(Collection entries)
——
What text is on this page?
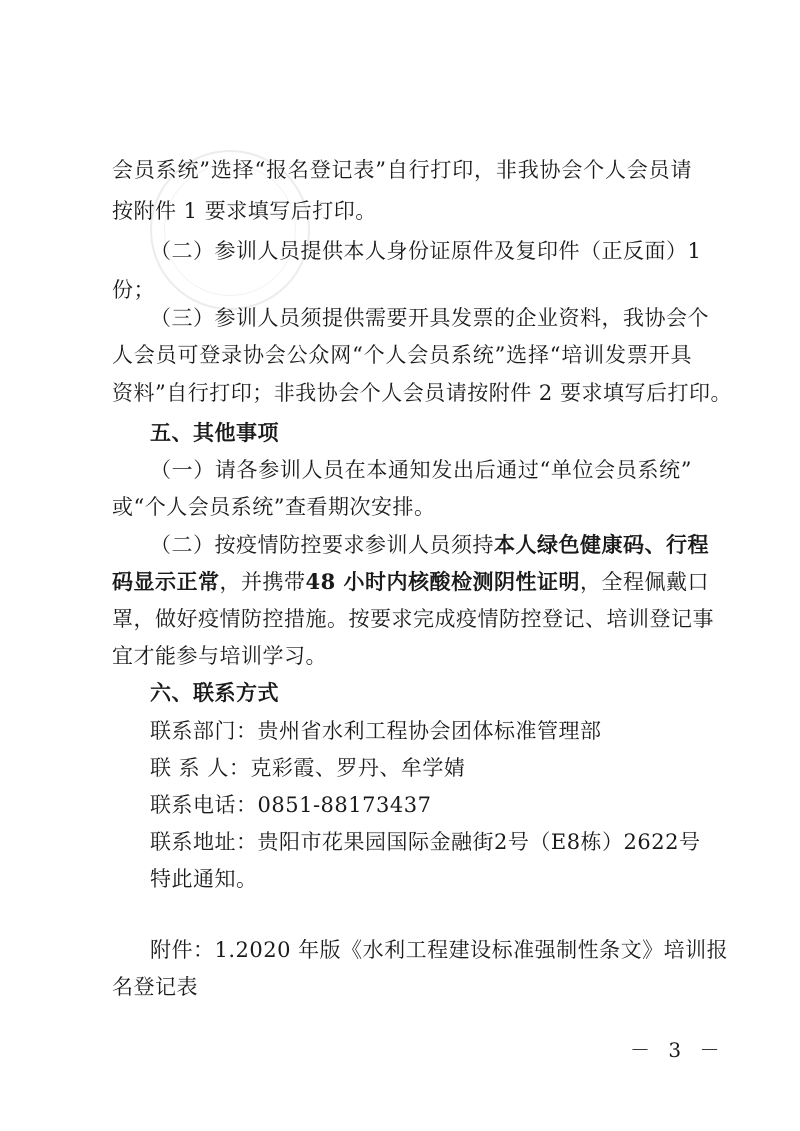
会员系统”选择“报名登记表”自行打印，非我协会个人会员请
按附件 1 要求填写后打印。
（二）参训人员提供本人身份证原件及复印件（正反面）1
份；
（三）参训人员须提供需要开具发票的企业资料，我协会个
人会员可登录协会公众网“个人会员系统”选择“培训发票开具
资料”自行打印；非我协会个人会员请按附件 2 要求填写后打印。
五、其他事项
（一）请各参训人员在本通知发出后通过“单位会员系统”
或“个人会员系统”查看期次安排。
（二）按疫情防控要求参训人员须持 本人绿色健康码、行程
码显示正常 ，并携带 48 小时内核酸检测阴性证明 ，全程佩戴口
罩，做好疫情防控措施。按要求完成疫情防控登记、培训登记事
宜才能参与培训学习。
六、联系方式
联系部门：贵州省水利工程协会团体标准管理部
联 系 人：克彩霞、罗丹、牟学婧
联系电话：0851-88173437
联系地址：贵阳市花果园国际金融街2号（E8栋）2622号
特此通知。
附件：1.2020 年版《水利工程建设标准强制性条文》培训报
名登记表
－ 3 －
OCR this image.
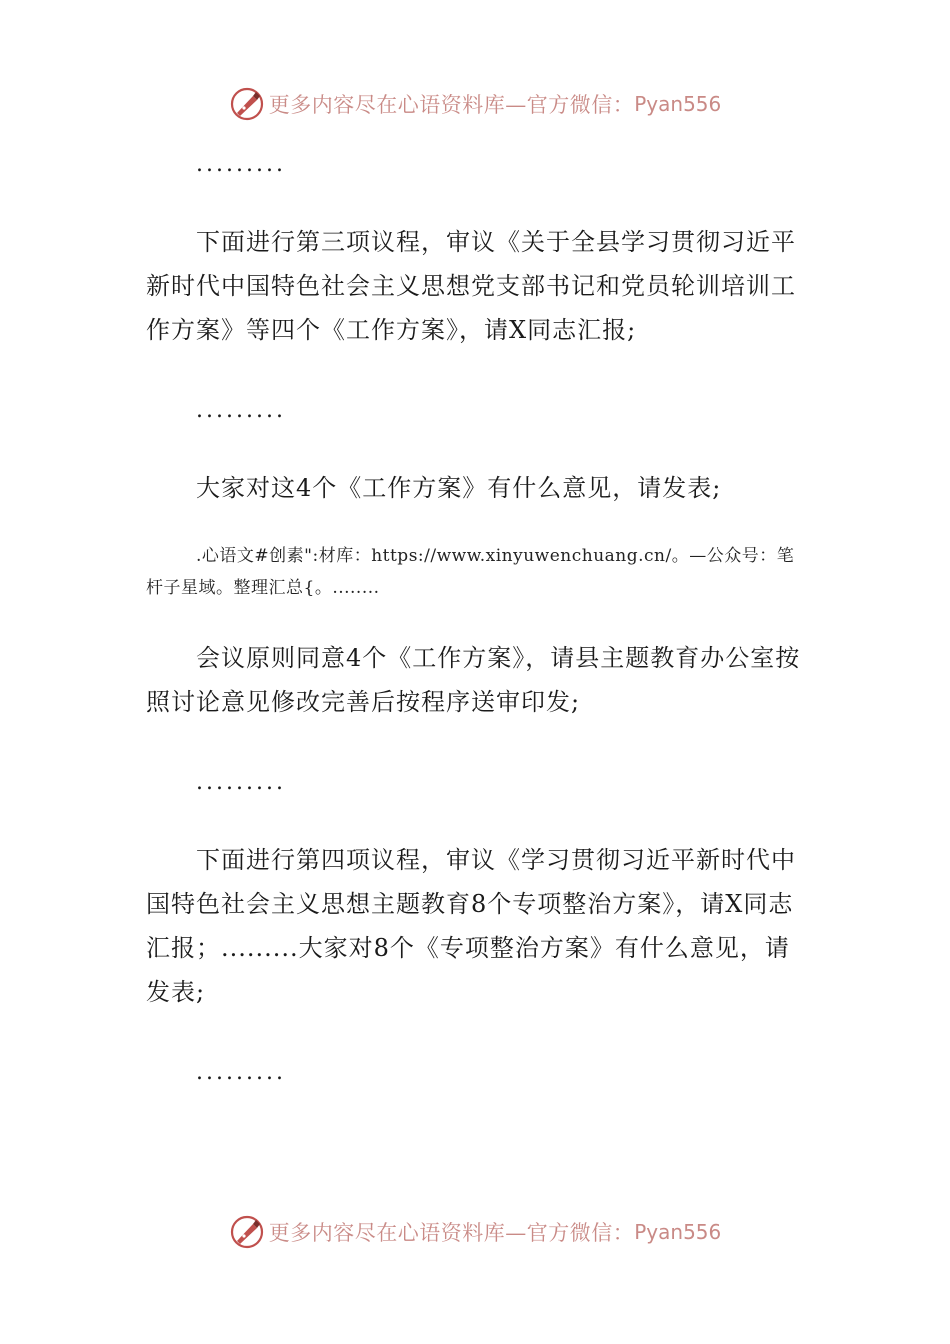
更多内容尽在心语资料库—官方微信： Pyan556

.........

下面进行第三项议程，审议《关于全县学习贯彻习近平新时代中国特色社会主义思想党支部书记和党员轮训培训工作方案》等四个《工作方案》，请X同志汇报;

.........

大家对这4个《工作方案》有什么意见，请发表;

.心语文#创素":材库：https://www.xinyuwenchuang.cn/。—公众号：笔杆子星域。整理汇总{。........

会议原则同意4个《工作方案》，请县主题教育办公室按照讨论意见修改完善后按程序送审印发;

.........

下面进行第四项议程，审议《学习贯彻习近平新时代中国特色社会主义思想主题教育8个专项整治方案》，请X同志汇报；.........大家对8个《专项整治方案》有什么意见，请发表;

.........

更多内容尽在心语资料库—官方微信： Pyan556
——
### Exercise objective
Without the pictures, copy the material exactly as given.

### Exercise solution
What text is on this page?
会员系统”选择“报名登记表”自行打印，非我协会个人会员请
按附件 1 要求填写后打印。
（二）参训人员提供本人身份证原件及复印件（正反面）1
份；
（三）参训人员须提供需要开具发票的企业资料，我协会个
人会员可登录协会公众网“个人会员系统”选择“培训发票开具
资料”自行打印；非我协会个人会员请按附件 2 要求填写后打印。
五、其他事项
（一）请各参训人员在本通知发出后通过“单位会员系统”
或“个人会员系统”查看期次安排。
（二）按疫情防控要求参训人员须持 本人绿色健康码、行程
码显示正常 ，并携带 48 小时内核酸检测阴性证明 ，全程佩戴口
罩，做好疫情防控措施。按要求完成疫情防控登记、培训登记事
宜才能参与培训学习。
六、联系方式
联系部门：贵州省水利工程协会团体标准管理部
联 系 人：克彩霞、罗丹、牟学婧
联系电话：0851-88173437
联系地址：贵阳市花果园国际金融街2号（E8栋）2622号
特此通知。
附件：1.2020 年版《水利工程建设标准强制性条文》培训报
名登记表
－ 3 －
OCR this image.
更多内容尽在心语资料库—官方微信： Pyan556

.........

下面进行第三项议程，审议《关于全县学习贯彻习近平新时代中国特色社会主义思想党支部书记和党员轮训培训工作方案》等四个《工作方案》，请X同志汇报;

.........

大家对这4个《工作方案》有什么意见，请发表;

.心语文#创素":材库：https://www.xinyuwenchuang.cn/。—公众号：笔杆子星域。整理汇总{。........

会议原则同意4个《工作方案》，请县主题教育办公室按照讨论意见修改完善后按程序送审印发;

.........

下面进行第四项议程，审议《学习贯彻习近平新时代中国特色社会主义思想主题教育8个专项整治方案》，请X同志汇报；.........大家对8个《专项整治方案》有什么意见，请发表;

.........

更多内容尽在心语资料库—官方微信： Pyan556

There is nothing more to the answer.